··· Input records ···

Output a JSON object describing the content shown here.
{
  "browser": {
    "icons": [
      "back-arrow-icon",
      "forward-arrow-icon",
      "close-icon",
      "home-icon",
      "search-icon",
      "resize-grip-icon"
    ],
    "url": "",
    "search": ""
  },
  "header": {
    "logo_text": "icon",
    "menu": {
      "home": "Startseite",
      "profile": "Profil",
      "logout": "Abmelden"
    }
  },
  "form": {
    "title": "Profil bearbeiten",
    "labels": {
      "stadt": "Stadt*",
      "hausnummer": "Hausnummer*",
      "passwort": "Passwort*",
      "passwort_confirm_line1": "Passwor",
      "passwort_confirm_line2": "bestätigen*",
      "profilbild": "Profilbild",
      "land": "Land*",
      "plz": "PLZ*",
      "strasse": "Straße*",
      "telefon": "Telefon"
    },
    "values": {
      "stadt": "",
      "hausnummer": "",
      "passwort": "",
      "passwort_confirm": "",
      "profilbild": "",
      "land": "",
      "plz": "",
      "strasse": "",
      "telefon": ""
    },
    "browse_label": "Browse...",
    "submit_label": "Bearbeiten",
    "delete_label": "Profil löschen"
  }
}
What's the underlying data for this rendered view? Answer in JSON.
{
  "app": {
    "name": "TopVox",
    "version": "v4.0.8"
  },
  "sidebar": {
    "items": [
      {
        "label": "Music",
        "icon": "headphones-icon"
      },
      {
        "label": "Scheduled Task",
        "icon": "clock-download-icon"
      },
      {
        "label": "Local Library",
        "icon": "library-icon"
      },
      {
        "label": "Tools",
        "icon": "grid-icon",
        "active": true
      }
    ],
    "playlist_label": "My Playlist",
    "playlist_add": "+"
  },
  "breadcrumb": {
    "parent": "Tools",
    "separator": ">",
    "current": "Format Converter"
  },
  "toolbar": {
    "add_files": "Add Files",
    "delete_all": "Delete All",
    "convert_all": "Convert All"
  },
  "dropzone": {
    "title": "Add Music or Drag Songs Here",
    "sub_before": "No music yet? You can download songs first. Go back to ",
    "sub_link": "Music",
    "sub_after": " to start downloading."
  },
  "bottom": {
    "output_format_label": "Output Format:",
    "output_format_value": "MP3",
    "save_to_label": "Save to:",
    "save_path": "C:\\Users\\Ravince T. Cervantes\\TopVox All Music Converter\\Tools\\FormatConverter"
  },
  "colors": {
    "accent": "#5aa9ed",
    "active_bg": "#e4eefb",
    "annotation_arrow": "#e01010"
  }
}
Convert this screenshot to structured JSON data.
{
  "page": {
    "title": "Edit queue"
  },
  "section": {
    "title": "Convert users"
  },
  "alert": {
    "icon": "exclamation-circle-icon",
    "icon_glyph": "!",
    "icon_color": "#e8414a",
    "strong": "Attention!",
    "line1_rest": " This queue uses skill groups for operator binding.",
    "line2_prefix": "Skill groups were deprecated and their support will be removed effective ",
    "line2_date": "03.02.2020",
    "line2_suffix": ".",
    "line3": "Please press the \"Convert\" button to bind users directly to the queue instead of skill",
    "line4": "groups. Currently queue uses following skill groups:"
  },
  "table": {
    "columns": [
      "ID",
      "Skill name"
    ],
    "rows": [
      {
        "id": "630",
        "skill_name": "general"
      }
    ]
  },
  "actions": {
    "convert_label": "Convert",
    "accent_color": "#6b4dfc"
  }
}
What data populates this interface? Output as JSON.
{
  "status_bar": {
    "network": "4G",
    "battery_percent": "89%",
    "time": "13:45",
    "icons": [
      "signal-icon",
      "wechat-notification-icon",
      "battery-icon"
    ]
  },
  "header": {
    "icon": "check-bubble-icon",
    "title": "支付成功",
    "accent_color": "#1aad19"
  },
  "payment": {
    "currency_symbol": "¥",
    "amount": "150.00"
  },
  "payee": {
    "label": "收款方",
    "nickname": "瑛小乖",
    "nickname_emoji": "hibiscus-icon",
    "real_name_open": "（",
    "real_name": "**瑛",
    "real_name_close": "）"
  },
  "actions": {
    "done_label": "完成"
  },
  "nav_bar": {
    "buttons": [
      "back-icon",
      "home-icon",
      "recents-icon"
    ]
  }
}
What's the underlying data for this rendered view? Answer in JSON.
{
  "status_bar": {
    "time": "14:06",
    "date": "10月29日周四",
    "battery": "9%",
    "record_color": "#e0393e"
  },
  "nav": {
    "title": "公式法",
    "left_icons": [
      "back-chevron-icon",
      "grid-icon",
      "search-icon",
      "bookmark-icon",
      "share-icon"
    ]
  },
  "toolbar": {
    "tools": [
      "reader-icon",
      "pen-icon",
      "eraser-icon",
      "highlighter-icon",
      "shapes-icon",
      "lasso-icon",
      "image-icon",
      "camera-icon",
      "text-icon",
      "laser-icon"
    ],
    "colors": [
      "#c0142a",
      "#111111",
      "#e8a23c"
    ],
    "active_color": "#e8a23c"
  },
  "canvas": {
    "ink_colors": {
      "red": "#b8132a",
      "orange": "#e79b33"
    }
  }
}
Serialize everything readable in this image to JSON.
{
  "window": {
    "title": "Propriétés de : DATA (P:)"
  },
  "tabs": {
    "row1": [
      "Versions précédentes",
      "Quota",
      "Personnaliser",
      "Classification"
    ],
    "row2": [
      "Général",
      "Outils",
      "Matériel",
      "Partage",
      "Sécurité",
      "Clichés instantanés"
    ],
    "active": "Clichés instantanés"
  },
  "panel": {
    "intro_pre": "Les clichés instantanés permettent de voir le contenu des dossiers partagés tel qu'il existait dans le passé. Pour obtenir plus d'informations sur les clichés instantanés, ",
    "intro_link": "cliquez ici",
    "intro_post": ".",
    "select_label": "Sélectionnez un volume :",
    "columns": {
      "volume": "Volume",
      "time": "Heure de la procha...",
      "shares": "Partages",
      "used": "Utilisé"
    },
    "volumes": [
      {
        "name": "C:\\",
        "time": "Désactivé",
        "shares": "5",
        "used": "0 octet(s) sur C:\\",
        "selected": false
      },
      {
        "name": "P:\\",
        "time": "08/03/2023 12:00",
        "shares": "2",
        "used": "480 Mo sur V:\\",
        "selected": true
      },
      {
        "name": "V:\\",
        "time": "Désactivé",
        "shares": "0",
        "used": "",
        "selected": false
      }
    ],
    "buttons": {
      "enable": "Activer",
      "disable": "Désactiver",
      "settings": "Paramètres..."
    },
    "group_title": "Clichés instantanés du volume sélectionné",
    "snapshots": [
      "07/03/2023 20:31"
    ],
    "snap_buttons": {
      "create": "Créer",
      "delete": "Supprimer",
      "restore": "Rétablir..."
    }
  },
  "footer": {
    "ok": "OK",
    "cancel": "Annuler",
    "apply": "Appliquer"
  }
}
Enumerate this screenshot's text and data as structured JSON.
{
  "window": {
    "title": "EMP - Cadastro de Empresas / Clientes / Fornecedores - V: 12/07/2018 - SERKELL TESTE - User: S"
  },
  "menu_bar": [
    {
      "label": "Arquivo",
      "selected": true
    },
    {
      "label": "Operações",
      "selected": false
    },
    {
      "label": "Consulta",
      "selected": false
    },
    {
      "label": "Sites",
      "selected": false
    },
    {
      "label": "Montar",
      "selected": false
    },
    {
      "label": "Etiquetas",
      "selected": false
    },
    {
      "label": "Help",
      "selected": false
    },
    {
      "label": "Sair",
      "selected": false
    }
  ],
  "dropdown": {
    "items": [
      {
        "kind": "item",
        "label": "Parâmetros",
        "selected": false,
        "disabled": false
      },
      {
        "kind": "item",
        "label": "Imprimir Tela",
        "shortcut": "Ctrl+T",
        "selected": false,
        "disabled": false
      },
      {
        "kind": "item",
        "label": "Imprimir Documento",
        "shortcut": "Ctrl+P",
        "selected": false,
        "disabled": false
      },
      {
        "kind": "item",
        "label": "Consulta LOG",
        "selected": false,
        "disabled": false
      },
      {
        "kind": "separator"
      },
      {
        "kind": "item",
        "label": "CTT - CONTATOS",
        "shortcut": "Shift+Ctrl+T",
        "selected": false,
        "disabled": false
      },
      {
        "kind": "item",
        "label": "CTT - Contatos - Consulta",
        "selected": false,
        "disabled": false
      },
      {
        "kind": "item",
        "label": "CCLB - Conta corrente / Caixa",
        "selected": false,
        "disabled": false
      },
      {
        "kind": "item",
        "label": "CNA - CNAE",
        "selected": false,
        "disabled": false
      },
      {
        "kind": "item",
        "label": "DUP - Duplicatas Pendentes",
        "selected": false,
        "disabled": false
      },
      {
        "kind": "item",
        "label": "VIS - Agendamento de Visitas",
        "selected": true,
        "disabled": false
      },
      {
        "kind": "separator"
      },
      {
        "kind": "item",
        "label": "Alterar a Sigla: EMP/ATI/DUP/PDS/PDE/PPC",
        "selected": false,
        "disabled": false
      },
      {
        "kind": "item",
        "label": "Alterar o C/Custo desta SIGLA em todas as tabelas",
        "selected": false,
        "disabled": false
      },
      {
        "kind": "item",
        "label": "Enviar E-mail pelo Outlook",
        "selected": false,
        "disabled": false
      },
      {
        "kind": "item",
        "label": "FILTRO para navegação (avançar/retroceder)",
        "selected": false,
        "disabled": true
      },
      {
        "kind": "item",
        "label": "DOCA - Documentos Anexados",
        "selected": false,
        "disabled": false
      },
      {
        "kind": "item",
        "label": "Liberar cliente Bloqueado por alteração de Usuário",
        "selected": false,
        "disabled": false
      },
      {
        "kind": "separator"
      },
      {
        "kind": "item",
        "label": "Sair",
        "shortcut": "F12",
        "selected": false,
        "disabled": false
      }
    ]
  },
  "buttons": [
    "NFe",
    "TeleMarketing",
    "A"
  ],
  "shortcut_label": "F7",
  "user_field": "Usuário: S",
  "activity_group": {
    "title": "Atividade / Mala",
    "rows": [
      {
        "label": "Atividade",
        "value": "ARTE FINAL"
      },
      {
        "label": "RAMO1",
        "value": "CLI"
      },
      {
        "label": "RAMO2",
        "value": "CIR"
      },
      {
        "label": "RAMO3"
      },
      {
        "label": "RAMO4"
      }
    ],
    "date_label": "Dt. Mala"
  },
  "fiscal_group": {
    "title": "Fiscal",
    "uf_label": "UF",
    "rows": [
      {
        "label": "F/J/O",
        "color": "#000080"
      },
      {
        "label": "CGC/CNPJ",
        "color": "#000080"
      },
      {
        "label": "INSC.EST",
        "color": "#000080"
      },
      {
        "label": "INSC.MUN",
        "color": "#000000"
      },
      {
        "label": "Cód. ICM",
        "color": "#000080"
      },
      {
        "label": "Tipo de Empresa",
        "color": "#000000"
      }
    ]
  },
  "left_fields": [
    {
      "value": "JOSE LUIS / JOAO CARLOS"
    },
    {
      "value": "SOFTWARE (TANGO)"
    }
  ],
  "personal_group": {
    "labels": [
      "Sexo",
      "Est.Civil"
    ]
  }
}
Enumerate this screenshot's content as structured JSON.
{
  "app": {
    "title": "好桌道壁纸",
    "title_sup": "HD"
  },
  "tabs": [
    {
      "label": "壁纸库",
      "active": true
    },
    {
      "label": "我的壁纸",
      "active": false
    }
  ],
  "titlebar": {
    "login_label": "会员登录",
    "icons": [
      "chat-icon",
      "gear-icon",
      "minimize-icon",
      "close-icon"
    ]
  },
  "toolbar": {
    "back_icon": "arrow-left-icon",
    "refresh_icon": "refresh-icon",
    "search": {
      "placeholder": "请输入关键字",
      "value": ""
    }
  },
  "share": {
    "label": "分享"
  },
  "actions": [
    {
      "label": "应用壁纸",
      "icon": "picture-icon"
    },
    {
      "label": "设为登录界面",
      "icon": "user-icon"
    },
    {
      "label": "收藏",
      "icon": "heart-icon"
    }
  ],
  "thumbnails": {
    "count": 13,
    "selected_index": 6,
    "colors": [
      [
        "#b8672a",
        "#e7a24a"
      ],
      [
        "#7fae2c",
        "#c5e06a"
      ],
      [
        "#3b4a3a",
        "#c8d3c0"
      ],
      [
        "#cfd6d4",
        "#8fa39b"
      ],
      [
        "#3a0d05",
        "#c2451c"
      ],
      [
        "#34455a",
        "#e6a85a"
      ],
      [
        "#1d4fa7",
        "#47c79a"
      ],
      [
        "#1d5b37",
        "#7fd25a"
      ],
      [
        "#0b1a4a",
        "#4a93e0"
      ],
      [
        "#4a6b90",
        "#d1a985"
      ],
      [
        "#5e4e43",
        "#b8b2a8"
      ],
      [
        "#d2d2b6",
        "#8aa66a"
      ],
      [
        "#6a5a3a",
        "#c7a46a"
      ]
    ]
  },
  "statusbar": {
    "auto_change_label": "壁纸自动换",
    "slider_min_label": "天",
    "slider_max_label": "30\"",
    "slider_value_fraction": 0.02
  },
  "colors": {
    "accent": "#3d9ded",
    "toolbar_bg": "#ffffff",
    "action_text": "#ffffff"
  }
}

···

Instruction = Gather each line from the listing above that holds "Enumerate".

Finished answer =
Enumerate this screenshot's text and data as structured JSON.
Enumerate this screenshot's content as structured JSON.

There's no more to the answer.